STATED PROBLEM> Your answer should be one number: the count of lines in these entries that hold the word "options".

DATA TO USE>

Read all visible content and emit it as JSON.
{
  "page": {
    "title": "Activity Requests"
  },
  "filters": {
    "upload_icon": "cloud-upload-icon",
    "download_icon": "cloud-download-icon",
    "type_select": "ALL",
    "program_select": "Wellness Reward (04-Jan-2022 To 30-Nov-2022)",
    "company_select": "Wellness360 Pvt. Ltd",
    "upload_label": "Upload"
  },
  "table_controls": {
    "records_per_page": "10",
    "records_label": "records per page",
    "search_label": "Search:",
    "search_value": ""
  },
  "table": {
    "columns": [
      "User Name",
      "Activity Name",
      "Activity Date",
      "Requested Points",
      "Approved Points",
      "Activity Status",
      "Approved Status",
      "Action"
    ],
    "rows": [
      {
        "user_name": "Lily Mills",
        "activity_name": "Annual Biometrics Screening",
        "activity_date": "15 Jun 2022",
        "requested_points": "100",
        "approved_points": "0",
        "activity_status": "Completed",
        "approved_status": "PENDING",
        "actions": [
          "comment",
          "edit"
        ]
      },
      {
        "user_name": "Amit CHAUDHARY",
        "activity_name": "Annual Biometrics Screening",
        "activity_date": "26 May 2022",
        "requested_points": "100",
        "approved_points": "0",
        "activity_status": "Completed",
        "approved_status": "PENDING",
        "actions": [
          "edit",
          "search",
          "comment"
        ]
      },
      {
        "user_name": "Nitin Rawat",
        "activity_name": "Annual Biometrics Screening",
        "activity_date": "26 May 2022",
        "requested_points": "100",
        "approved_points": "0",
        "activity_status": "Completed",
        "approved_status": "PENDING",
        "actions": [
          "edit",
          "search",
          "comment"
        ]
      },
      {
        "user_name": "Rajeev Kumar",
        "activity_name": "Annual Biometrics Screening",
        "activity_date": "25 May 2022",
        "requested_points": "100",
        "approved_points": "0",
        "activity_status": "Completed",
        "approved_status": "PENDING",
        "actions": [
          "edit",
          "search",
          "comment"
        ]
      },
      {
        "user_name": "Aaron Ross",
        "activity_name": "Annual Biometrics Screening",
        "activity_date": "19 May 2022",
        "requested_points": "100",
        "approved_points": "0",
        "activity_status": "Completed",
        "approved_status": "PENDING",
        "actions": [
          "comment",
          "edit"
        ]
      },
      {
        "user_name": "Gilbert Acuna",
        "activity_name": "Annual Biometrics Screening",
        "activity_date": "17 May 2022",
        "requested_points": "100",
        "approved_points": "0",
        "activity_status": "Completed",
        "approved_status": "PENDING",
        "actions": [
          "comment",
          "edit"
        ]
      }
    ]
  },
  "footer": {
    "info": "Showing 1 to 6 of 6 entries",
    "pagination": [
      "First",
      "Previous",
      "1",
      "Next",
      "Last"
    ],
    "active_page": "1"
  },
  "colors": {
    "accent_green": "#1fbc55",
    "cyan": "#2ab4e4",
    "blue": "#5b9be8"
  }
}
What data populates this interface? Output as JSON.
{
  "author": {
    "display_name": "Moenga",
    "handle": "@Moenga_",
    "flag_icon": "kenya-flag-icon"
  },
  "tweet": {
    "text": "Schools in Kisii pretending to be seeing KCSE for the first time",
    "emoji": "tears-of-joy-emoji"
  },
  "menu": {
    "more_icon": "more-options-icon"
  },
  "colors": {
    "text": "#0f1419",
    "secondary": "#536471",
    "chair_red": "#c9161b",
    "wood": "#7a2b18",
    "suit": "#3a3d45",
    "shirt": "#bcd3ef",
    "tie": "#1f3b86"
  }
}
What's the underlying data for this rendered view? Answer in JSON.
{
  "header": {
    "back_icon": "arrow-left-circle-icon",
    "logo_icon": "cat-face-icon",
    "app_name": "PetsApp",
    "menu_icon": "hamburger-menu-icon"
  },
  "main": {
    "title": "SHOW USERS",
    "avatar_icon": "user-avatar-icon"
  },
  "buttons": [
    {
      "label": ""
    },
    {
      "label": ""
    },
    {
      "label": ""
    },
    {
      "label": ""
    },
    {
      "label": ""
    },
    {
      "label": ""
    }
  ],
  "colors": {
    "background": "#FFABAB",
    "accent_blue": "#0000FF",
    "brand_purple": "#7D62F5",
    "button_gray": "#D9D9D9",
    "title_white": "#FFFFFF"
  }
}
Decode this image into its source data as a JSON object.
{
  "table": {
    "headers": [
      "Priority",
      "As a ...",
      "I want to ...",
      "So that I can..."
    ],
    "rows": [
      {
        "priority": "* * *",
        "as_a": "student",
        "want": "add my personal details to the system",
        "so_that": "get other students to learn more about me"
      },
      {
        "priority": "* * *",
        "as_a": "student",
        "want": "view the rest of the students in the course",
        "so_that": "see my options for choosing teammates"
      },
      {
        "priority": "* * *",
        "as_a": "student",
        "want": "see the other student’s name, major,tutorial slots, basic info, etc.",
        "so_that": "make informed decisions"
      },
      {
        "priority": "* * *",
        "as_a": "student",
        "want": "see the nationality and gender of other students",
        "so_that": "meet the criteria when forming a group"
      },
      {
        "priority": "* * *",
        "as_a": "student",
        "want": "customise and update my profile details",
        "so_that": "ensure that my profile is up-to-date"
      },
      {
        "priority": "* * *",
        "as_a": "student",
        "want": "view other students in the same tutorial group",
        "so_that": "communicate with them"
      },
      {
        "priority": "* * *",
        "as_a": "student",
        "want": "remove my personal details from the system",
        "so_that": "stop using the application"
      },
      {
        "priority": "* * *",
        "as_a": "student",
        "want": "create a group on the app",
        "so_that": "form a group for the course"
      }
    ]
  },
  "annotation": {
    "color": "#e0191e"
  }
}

REPLY> 2